#### Exercise description:
None of the images should appear in your copy. Transcribe the data in full.

#### The records:
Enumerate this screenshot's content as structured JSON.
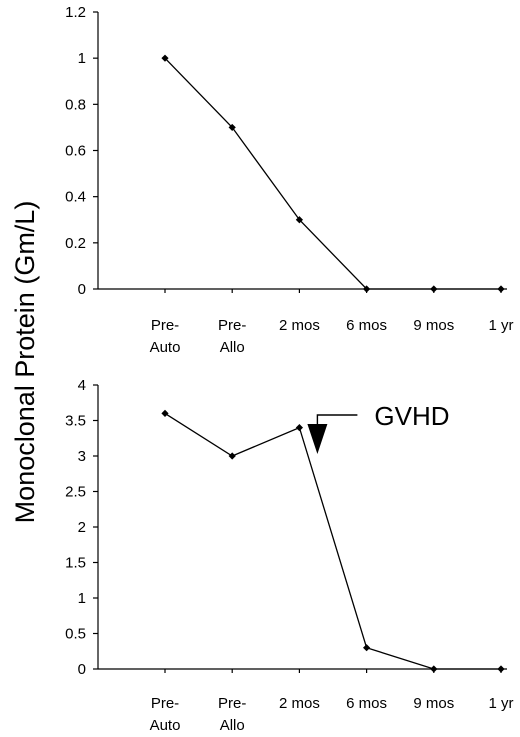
{
  "figure": {
    "ylabel": "Monoclonal Protein (Gm/L)"
  },
  "chart_data": [
    {
      "type": "line",
      "categories": [
        [
          "Pre-",
          "Auto"
        ],
        [
          "Pre-",
          "Allo"
        ],
        [
          "2 mos"
        ],
        [
          "6 mos"
        ],
        [
          "9 mos"
        ],
        [
          "1 yr"
        ]
      ],
      "values": [
        1.0,
        0.7,
        0.3,
        0,
        0,
        0
      ],
      "ylim": [
        0,
        1.2
      ],
      "yticks": [
        0,
        0.2,
        0.4,
        0.6,
        0.8,
        1,
        1.2
      ],
      "ytick_labels": [
        "0",
        "0.2",
        "0.4",
        "0.6",
        "0.8",
        "1",
        "1.2"
      ],
      "grid": false,
      "legend": "none",
      "line_color": "#000000",
      "marker": "diamond"
    },
    {
      "type": "line",
      "categories": [
        [
          "Pre-",
          "Auto"
        ],
        [
          "Pre-",
          "Allo"
        ],
        [
          "2 mos"
        ],
        [
          "6 mos"
        ],
        [
          "9 mos"
        ],
        [
          "1 yr"
        ]
      ],
      "values": [
        3.6,
        3.0,
        3.4,
        0.3,
        0,
        0
      ],
      "ylim": [
        0,
        4
      ],
      "yticks": [
        0,
        0.5,
        1,
        1.5,
        2,
        2.5,
        3,
        3.5,
        4
      ],
      "ytick_labels": [
        "0",
        "0.5",
        "1",
        "1.5",
        "2",
        "2.5",
        "3",
        "3.5",
        "4"
      ],
      "grid": false,
      "legend": "none",
      "line_color": "#000000",
      "marker": "diamond",
      "annotations": [
        {
          "text": "GVHD",
          "points_to_category": "2 mos"
        }
      ]
    }
  ]
}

#### Result of the exercise:
Enumerate this screenshot's content as structured JSON.
{
  "figure": {
    "ylabel": "Monoclonal Protein (Gm/L)"
  },
  "chart_data": [
    {
      "type": "line",
      "categories": [
        [
          "Pre-",
          "Auto"
        ],
        [
          "Pre-",
          "Allo"
        ],
        [
          "2 mos"
        ],
        [
          "6 mos"
        ],
        [
          "9 mos"
        ],
        [
          "1 yr"
        ]
      ],
      "values": [
        1.0,
        0.7,
        0.3,
        0,
        0,
        0
      ],
      "ylim": [
        0,
        1.2
      ],
      "yticks": [
        0,
        0.2,
        0.4,
        0.6,
        0.8,
        1,
        1.2
      ],
      "ytick_labels": [
        "0",
        "0.2",
        "0.4",
        "0.6",
        "0.8",
        "1",
        "1.2"
      ],
      "grid": false,
      "legend": "none",
      "line_color": "#000000",
      "marker": "diamond"
    },
    {
      "type": "line",
      "categories": [
        [
          "Pre-",
          "Auto"
        ],
        [
          "Pre-",
          "Allo"
        ],
        [
          "2 mos"
        ],
        [
          "6 mos"
        ],
        [
          "9 mos"
        ],
        [
          "1 yr"
        ]
      ],
      "values": [
        3.6,
        3.0,
        3.4,
        0.3,
        0,
        0
      ],
      "ylim": [
        0,
        4
      ],
      "yticks": [
        0,
        0.5,
        1,
        1.5,
        2,
        2.5,
        3,
        3.5,
        4
      ],
      "ytick_labels": [
        "0",
        "0.5",
        "1",
        "1.5",
        "2",
        "2.5",
        "3",
        "3.5",
        "4"
      ],
      "grid": false,
      "legend": "none",
      "line_color": "#000000",
      "marker": "diamond",
      "annotations": [
        {
          "text": "GVHD",
          "points_to_category": "2 mos"
        }
      ]
    }
  ]
}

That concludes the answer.